PROBLEM STATEMENT: Using the entries below, show all lines with the string "upon".

RECORDS TO PROCESS:
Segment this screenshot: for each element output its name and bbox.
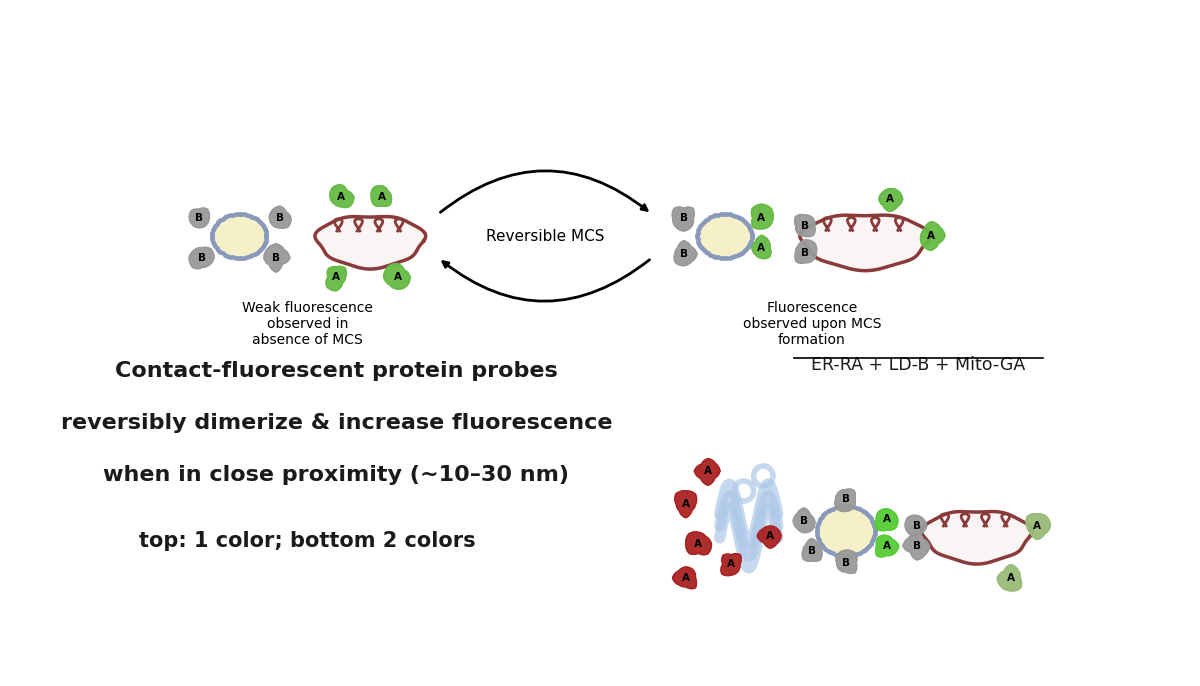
Ellipse shape [697, 214, 751, 258]
Polygon shape [330, 185, 354, 208]
Polygon shape [794, 215, 815, 237]
Text: A: A [1007, 573, 1015, 583]
Polygon shape [757, 526, 781, 548]
Polygon shape [672, 567, 696, 589]
Text: A: A [928, 231, 935, 241]
Polygon shape [878, 189, 902, 211]
Polygon shape [922, 512, 1032, 564]
Text: B: B [800, 516, 808, 526]
Text: ER-RA + LD-B + Mito-GA: ER-RA + LD-B + Mito-GA [811, 356, 1026, 374]
Text: A: A [882, 514, 890, 524]
Text: A: A [727, 559, 736, 569]
Text: Weak fluorescence
observed in
absence of MCS: Weak fluorescence observed in absence of… [241, 301, 373, 347]
Polygon shape [876, 535, 899, 557]
Text: A: A [704, 466, 712, 476]
Text: A: A [695, 539, 702, 549]
Text: A: A [682, 499, 690, 509]
Polygon shape [685, 532, 712, 555]
Text: B: B [802, 221, 809, 231]
Polygon shape [269, 206, 290, 228]
Text: B: B [194, 213, 203, 223]
Text: B: B [913, 521, 920, 531]
Text: A: A [757, 213, 766, 223]
Text: Fluorescence
observed upon MCS
formation: Fluorescence observed upon MCS formation [743, 301, 881, 347]
Polygon shape [674, 241, 697, 265]
Polygon shape [751, 204, 773, 229]
Ellipse shape [817, 506, 875, 556]
Polygon shape [875, 509, 898, 531]
Text: B: B [679, 213, 688, 223]
Text: B: B [272, 253, 280, 263]
Text: A: A [682, 573, 690, 583]
Text: reversibly dimerize & increase fluorescence: reversibly dimerize & increase fluoresce… [60, 413, 612, 433]
Polygon shape [672, 207, 695, 231]
Polygon shape [1026, 514, 1050, 539]
Polygon shape [674, 491, 697, 518]
Polygon shape [793, 508, 815, 532]
Text: A: A [332, 272, 341, 282]
Polygon shape [371, 185, 391, 206]
Polygon shape [836, 550, 857, 573]
Polygon shape [264, 244, 290, 272]
Polygon shape [314, 217, 426, 269]
Text: A: A [394, 272, 402, 282]
Polygon shape [721, 554, 742, 576]
Text: B: B [679, 249, 688, 259]
Text: B: B [913, 541, 920, 551]
Polygon shape [920, 222, 944, 250]
Polygon shape [326, 266, 347, 291]
Text: A: A [757, 243, 766, 253]
Text: B: B [198, 253, 206, 263]
Text: B: B [841, 558, 850, 568]
Text: B: B [802, 248, 809, 258]
Polygon shape [190, 208, 210, 228]
Text: A: A [882, 541, 890, 551]
Text: A: A [886, 194, 894, 204]
Polygon shape [384, 263, 410, 289]
Ellipse shape [212, 214, 266, 258]
Polygon shape [905, 515, 926, 537]
Polygon shape [902, 532, 930, 560]
Text: A: A [337, 192, 346, 202]
Polygon shape [794, 240, 817, 263]
Text: Contact-fluorescent protein probes: Contact-fluorescent protein probes [115, 361, 558, 381]
Polygon shape [835, 489, 856, 512]
Text: A: A [766, 531, 774, 541]
Text: B: B [808, 546, 816, 556]
Polygon shape [695, 459, 720, 485]
Text: top: 1 color; bottom 2 colors: top: 1 color; bottom 2 colors [139, 531, 475, 551]
Text: Reversible MCS: Reversible MCS [486, 228, 605, 244]
Polygon shape [752, 235, 770, 259]
Polygon shape [803, 539, 822, 561]
Text: A: A [378, 192, 386, 202]
Text: when in close proximity (∼10–30 nm): when in close proximity (∼10–30 nm) [103, 465, 569, 485]
Polygon shape [997, 565, 1021, 591]
Polygon shape [190, 247, 214, 269]
Text: B: B [841, 494, 850, 504]
Polygon shape [799, 215, 931, 271]
Text: B: B [276, 213, 284, 223]
Text: A: A [1033, 521, 1040, 531]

RESPONSE:
observed upon MCS
formation: Fluorescence observed upon MCS formation [743, 301, 881, 347]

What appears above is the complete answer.